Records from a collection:
_ _ _ _
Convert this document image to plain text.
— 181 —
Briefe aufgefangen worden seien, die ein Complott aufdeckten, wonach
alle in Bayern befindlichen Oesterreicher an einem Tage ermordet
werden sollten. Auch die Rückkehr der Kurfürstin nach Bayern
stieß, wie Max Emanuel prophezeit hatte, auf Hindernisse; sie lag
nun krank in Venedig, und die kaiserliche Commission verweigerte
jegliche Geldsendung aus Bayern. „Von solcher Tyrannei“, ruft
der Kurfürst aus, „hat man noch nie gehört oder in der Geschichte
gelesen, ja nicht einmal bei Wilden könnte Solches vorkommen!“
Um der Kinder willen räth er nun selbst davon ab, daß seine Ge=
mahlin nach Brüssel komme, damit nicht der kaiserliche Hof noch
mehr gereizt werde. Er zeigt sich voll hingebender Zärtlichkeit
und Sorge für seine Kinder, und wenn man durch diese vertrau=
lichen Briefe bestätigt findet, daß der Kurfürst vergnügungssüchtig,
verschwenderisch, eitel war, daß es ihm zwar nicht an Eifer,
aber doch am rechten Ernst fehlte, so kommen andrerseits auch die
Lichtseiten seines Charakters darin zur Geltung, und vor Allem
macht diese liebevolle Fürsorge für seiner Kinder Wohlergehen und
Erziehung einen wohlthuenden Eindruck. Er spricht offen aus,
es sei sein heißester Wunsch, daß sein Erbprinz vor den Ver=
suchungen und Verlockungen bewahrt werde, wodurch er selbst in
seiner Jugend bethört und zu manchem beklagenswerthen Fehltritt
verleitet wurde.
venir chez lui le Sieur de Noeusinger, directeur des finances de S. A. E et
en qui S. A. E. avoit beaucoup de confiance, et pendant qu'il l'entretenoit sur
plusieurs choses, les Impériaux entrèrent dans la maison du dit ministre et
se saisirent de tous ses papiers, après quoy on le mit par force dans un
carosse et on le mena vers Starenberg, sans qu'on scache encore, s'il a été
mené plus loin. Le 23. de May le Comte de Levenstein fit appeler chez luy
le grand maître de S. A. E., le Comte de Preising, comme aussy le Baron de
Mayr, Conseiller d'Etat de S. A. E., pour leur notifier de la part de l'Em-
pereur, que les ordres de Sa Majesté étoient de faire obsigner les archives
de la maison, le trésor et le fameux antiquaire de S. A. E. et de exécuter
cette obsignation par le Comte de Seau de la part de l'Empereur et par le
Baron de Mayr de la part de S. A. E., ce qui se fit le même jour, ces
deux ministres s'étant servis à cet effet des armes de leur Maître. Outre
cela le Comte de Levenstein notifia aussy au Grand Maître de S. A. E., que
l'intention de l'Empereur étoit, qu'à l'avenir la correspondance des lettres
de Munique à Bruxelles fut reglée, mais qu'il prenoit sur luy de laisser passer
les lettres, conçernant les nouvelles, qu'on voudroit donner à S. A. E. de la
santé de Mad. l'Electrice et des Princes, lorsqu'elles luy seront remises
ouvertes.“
_ _ _ _
Write out the records above again, keeping each one identical to the original.

Convert this document image to plain text.
— 181 —
Briefe aufgefangen worden seien, die ein Complott aufdeckten, wonach
alle in Bayern befindlichen Oesterreicher an einem Tage ermordet
werden sollten. Auch die Rückkehr der Kurfürstin nach Bayern
stieß, wie Max Emanuel prophezeit hatte, auf Hindernisse; sie lag
nun krank in Venedig, und die kaiserliche Commission verweigerte
jegliche Geldsendung aus Bayern. „Von solcher Tyrannei“, ruft
der Kurfürst aus, „hat man noch nie gehört oder in der Geschichte
gelesen, ja nicht einmal bei Wilden könnte Solches vorkommen!“
Um der Kinder willen räth er nun selbst davon ab, daß seine Ge=
mahlin nach Brüssel komme, damit nicht der kaiserliche Hof noch
mehr gereizt werde. Er zeigt sich voll hingebender Zärtlichkeit
und Sorge für seine Kinder, und wenn man durch diese vertrau=
lichen Briefe bestätigt findet, daß der Kurfürst vergnügungssüchtig,
verschwenderisch, eitel war, daß es ihm zwar nicht an Eifer,
aber doch am rechten Ernst fehlte, so kommen andrerseits auch die
Lichtseiten seines Charakters darin zur Geltung, und vor Allem
macht diese liebevolle Fürsorge für seiner Kinder Wohlergehen und
Erziehung einen wohlthuenden Eindruck. Er spricht offen aus,
es sei sein heißester Wunsch, daß sein Erbprinz vor den Ver=
suchungen und Verlockungen bewahrt werde, wodurch er selbst in
seiner Jugend bethört und zu manchem beklagenswerthen Fehltritt
verleitet wurde.
venir chez lui le Sieur de Noeusinger, directeur des finances de S. A. E et
en qui S. A. E. avoit beaucoup de confiance, et pendant qu'il l'entretenoit sur
plusieurs choses, les Impériaux entrèrent dans la maison du dit ministre et
se saisirent de tous ses papiers, après quoy on le mit par force dans un
carosse et on le mena vers Starenberg, sans qu'on scache encore, s'il a été
mené plus loin. Le 23. de May le Comte de Levenstein fit appeler chez luy
le grand maître de S. A. E., le Comte de Preising, comme aussy le Baron de
Mayr, Conseiller d'Etat de S. A. E., pour leur notifier de la part de l'Em-
pereur, que les ordres de Sa Majesté étoient de faire obsigner les archives
de la maison, le trésor et le fameux antiquaire de S. A. E. et de exécuter
cette obsignation par le Comte de Seau de la part de l'Empereur et par le
Baron de Mayr de la part de S. A. E., ce qui se fit le même jour, ces
deux ministres s'étant servis à cet effet des armes de leur Maître. Outre
cela le Comte de Levenstein notifia aussy au Grand Maître de S. A. E., que
l'intention de l'Empereur étoit, qu'à l'avenir la correspondance des lettres
de Munique à Bruxelles fut reglée, mais qu'il prenoit sur luy de laisser passer
les lettres, conçernant les nouvelles, qu'on voudroit donner à S. A. E. de la
santé de Mad. l'Electrice et des Princes, lorsqu'elles luy seront remises
ouvertes.“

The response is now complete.